EXCERPTED RECORDS –
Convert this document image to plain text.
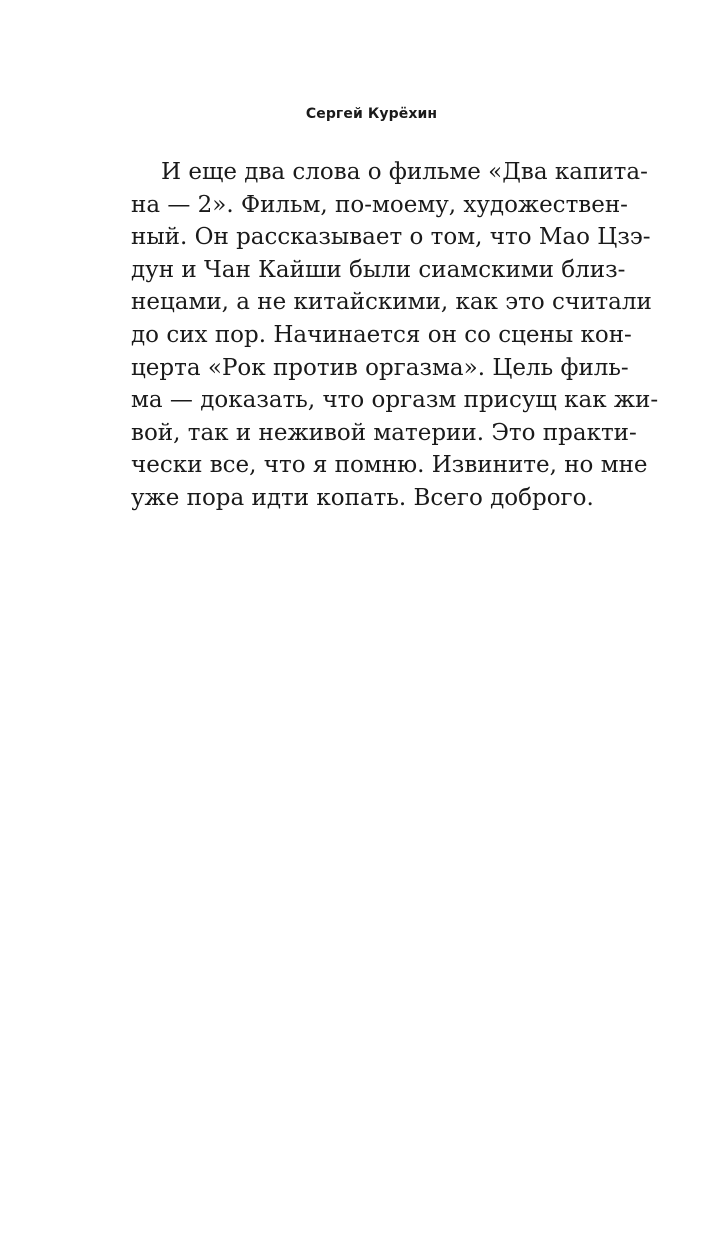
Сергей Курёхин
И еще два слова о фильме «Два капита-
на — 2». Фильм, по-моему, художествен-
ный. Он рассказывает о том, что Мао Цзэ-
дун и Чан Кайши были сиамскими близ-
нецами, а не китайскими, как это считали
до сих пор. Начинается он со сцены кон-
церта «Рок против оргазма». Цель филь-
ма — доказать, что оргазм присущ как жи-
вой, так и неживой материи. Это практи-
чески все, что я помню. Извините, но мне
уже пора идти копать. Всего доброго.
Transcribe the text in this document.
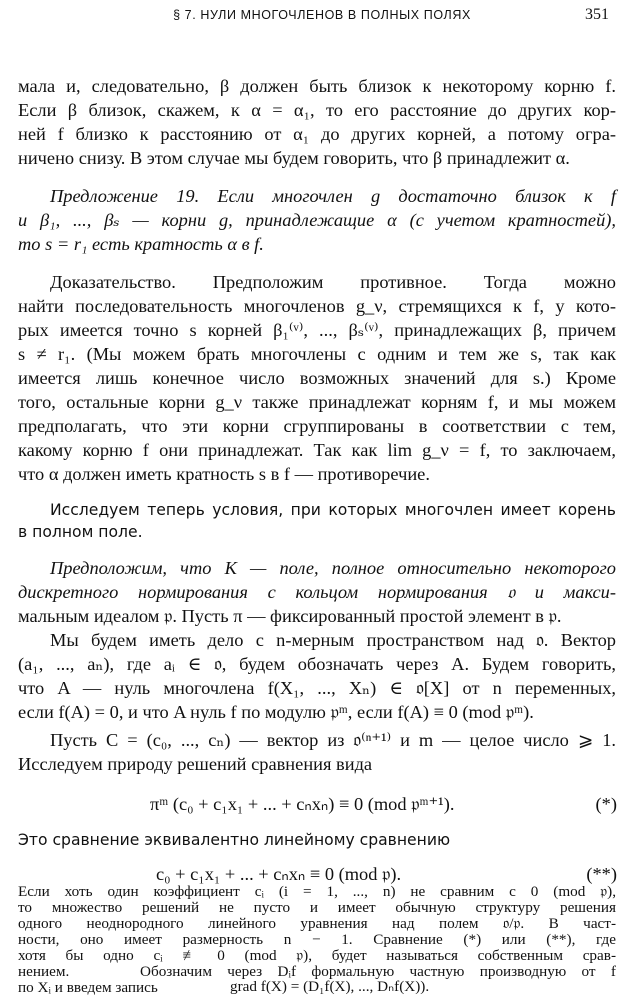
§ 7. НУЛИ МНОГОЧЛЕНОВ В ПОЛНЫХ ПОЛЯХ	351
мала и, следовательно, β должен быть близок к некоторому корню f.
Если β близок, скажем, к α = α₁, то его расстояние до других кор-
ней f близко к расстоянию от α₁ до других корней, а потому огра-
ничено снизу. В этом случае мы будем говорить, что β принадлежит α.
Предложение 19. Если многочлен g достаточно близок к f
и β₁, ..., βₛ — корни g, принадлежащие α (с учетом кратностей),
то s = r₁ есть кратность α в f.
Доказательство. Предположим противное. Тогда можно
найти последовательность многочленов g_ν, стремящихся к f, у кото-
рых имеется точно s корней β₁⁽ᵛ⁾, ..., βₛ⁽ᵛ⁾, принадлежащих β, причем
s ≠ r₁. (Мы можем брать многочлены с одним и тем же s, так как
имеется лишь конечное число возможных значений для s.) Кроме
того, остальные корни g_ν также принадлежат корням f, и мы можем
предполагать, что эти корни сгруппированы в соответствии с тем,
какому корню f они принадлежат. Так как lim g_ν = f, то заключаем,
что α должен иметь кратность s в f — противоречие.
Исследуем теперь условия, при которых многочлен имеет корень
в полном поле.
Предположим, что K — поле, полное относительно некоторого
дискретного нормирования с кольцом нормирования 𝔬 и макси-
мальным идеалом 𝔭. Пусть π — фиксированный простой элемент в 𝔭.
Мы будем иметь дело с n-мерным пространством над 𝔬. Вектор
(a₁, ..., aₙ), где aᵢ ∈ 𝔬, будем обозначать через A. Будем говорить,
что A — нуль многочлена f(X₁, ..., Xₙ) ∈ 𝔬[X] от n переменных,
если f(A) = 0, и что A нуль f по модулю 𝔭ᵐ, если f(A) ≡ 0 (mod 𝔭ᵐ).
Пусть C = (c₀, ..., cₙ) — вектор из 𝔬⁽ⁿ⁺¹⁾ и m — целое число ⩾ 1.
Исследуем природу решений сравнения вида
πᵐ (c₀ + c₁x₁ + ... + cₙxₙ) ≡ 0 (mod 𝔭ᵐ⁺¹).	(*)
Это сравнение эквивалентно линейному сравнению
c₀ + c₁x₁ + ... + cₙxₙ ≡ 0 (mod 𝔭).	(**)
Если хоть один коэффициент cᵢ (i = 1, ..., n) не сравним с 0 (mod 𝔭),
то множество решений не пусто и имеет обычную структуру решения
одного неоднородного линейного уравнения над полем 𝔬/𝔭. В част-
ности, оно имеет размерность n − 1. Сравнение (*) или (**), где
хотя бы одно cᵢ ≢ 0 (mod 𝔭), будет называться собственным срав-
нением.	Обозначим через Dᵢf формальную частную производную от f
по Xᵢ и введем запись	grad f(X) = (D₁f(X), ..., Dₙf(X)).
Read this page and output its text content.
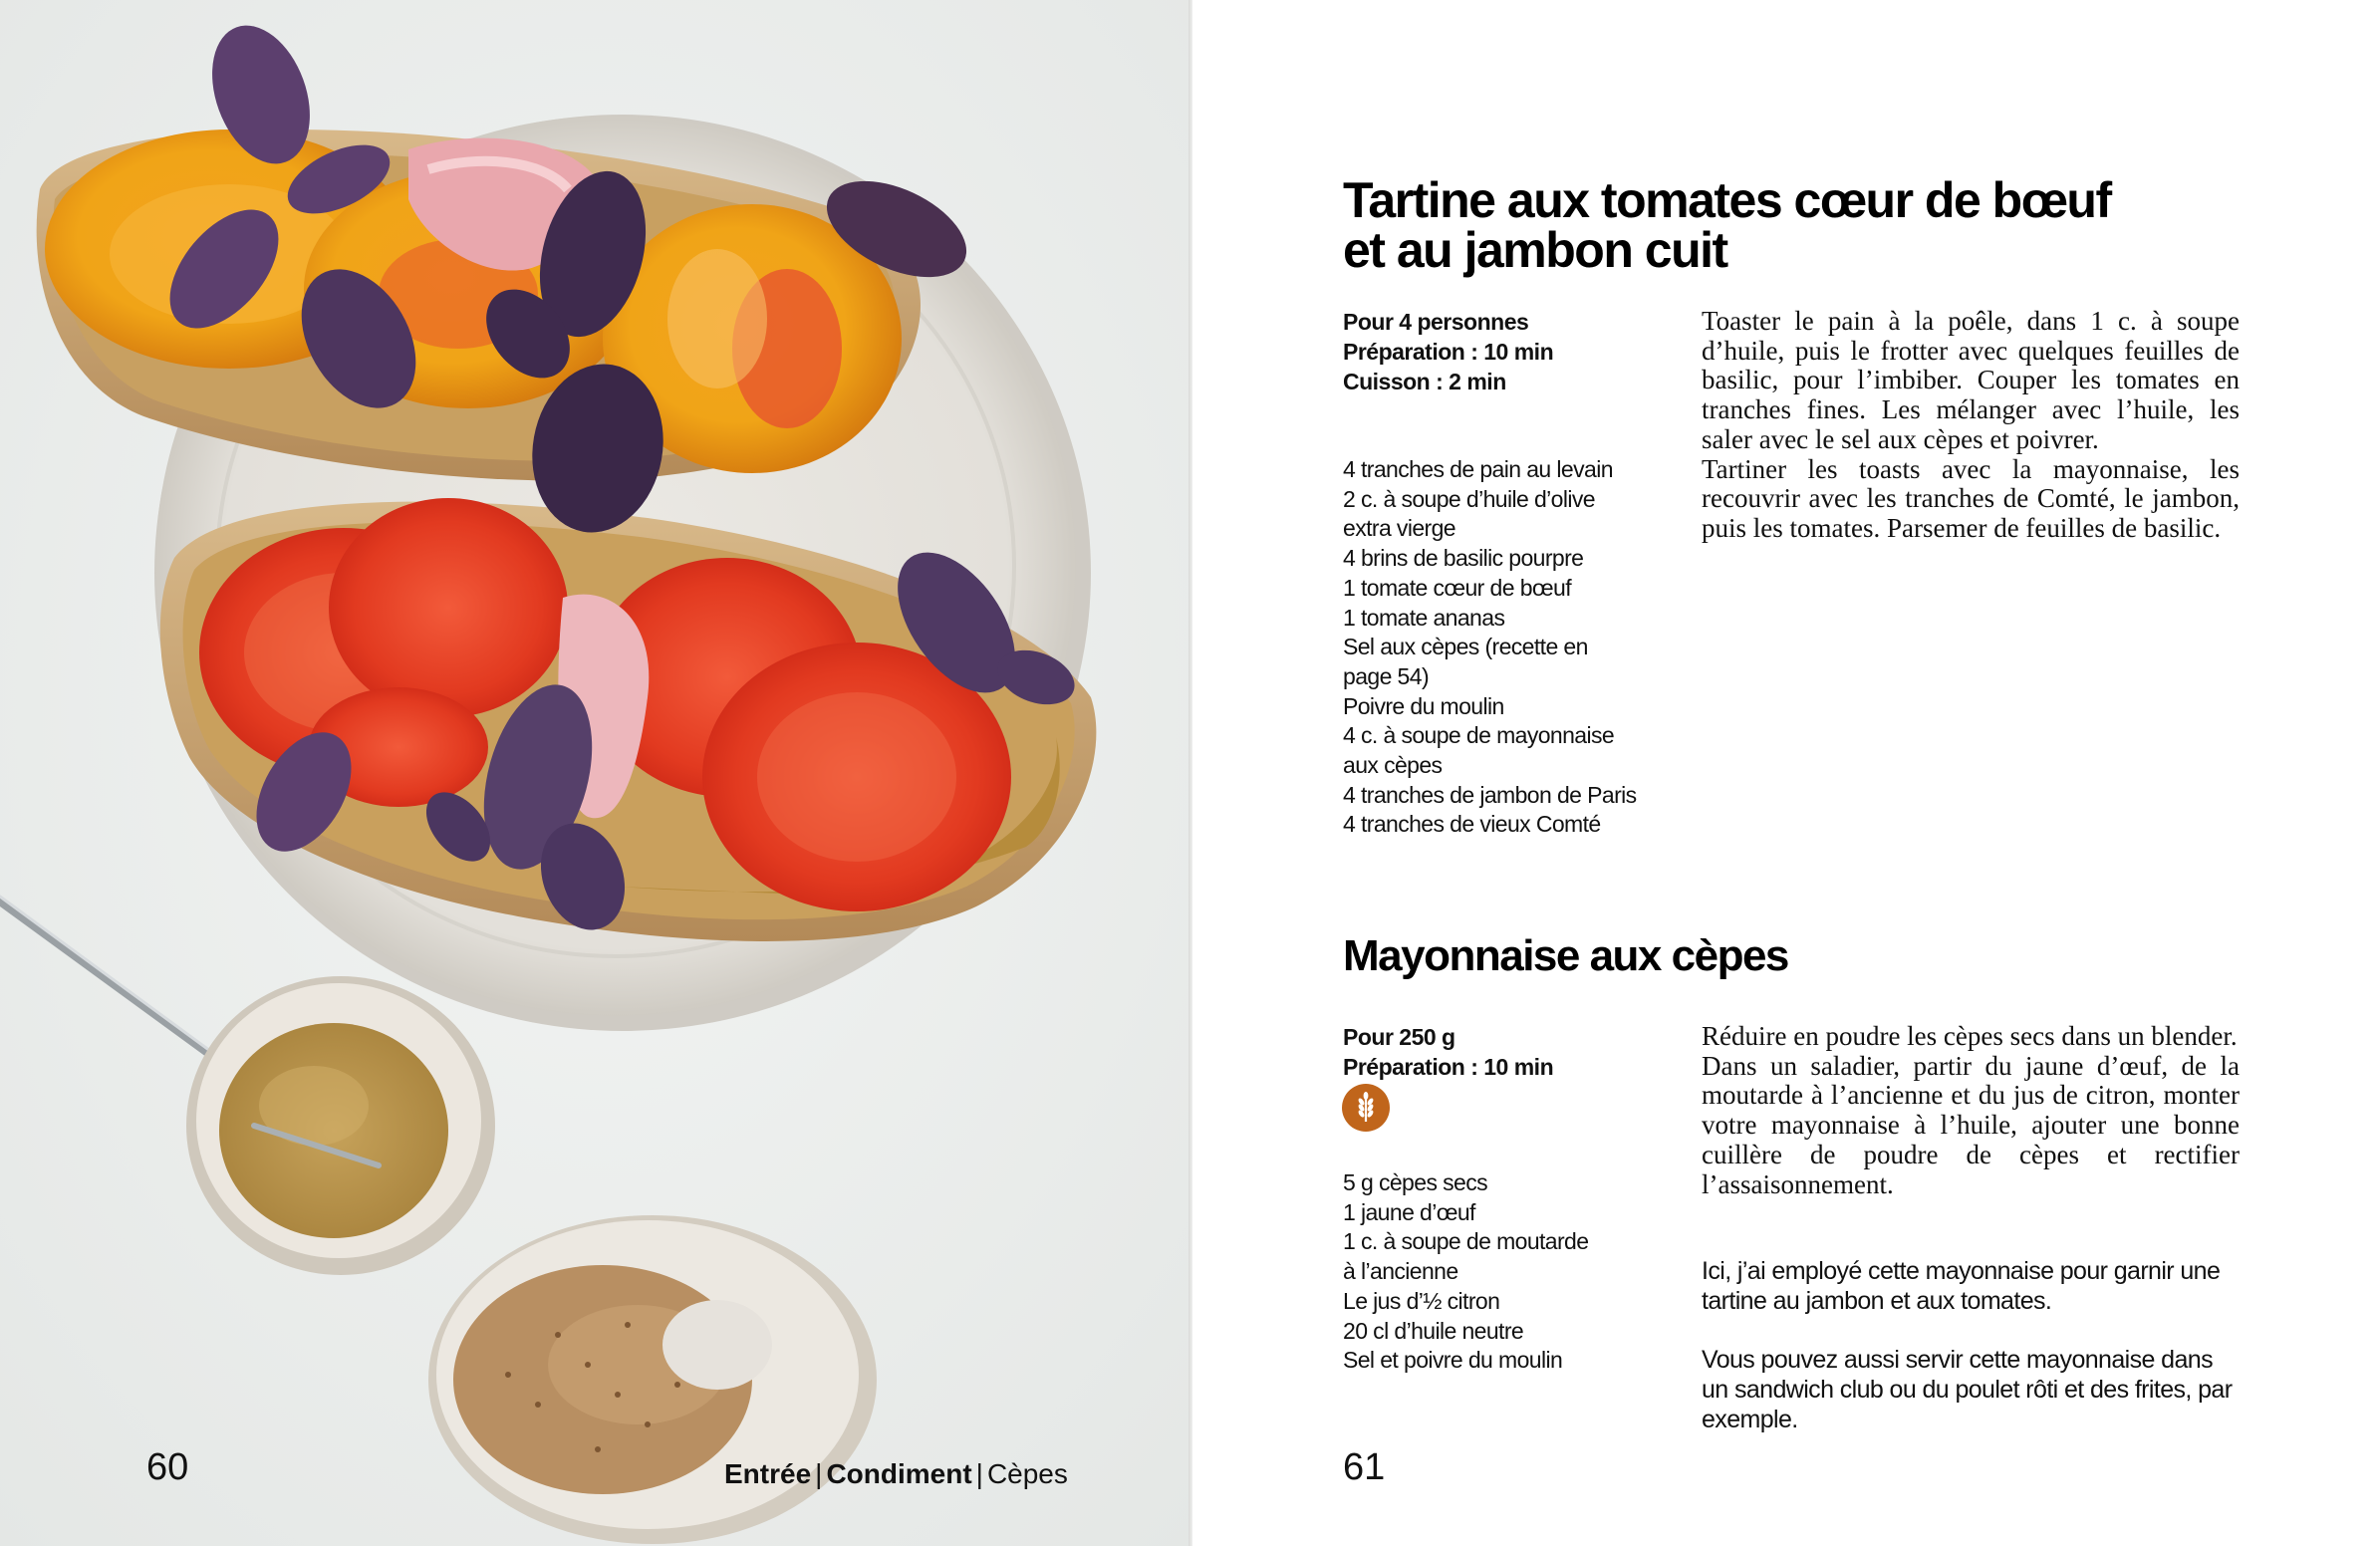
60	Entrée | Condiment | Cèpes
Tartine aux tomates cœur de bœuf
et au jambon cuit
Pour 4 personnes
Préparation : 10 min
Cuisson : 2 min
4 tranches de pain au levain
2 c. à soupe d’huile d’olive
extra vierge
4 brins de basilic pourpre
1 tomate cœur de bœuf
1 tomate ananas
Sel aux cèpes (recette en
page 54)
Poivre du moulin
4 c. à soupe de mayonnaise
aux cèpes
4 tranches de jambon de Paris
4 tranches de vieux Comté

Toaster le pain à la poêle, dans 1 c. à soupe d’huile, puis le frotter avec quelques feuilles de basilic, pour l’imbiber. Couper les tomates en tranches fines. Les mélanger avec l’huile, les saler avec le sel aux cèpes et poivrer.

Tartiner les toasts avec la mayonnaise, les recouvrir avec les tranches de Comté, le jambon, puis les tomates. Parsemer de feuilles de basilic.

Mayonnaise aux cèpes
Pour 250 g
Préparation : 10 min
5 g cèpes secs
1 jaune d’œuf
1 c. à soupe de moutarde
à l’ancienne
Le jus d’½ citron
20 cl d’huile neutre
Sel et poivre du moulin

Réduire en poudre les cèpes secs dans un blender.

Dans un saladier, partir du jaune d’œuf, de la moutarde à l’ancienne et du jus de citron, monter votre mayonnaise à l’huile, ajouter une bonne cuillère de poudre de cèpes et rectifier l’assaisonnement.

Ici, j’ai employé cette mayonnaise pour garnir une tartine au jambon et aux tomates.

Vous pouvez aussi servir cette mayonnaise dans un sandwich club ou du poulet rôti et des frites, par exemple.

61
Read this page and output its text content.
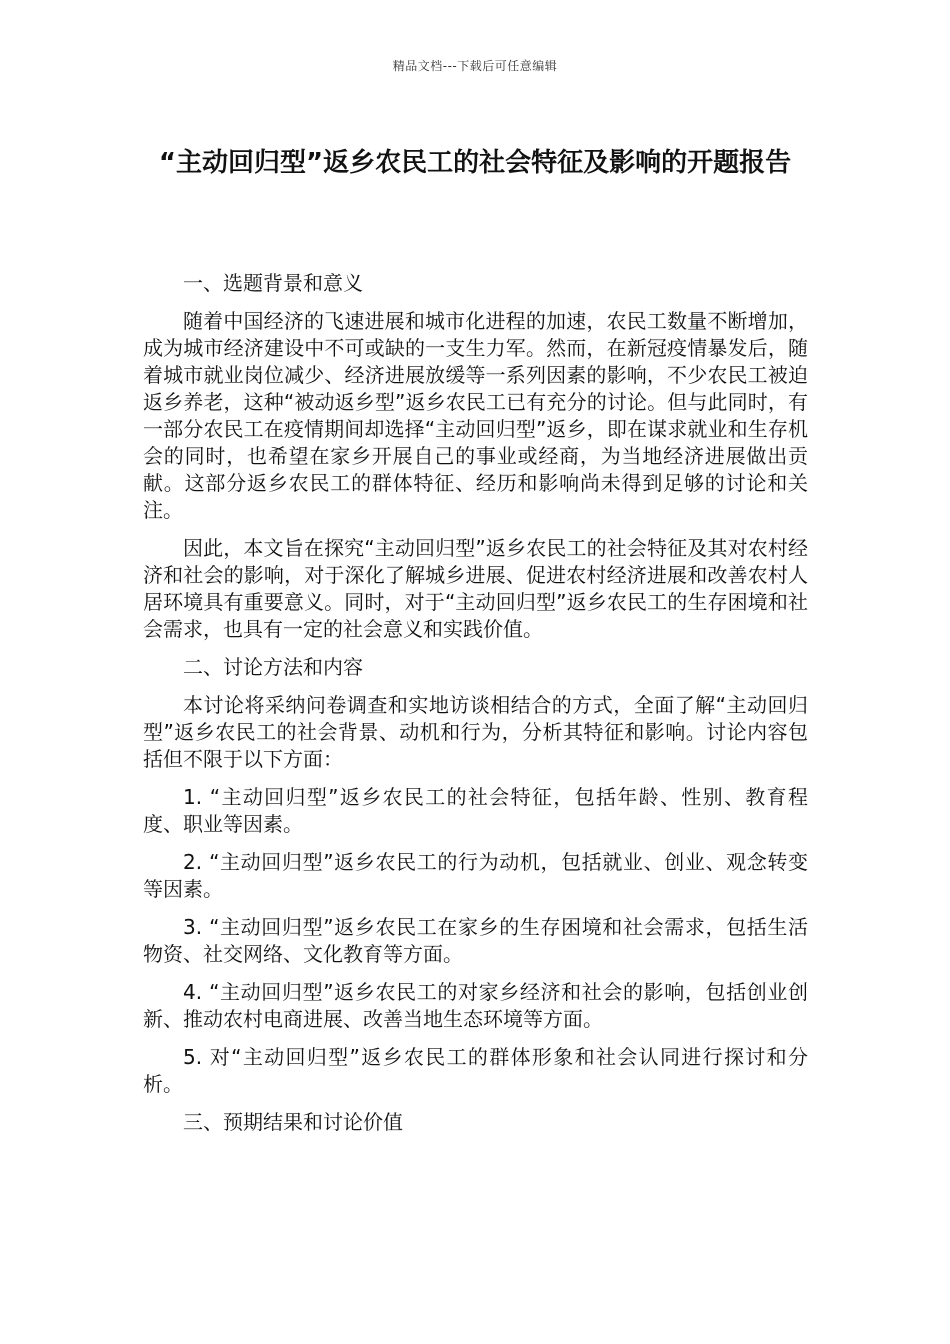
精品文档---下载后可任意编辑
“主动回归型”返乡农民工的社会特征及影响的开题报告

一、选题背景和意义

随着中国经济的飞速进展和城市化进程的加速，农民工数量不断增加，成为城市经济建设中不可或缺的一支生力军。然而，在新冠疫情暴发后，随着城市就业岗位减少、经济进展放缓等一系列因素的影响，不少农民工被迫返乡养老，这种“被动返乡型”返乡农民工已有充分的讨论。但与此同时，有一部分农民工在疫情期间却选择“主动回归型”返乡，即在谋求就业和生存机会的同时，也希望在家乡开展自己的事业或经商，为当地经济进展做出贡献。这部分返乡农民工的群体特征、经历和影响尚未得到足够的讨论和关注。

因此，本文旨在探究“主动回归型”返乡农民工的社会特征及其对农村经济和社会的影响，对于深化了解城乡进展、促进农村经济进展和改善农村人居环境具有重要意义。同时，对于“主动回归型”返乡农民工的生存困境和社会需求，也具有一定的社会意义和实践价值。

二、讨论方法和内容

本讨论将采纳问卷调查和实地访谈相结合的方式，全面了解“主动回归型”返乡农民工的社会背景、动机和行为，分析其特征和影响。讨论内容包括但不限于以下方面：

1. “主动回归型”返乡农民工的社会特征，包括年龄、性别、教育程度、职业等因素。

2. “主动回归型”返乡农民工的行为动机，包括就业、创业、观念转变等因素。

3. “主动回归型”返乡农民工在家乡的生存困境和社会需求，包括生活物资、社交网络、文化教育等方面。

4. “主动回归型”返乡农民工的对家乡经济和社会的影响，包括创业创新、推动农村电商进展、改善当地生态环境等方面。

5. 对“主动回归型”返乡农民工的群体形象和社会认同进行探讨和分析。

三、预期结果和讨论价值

DIRECTIONS – Read through the entries and copy each line in which "c₁x₁" appears.

THE REPLY –
πᵐ (c₀ + c₁x₁ + ... + cₙxₙ) ≡ 0 (mod 𝔭ᵐ⁺¹).	(*)
c₀ + c₁x₁ + ... + cₙxₙ ≡ 0 (mod 𝔭).	(**)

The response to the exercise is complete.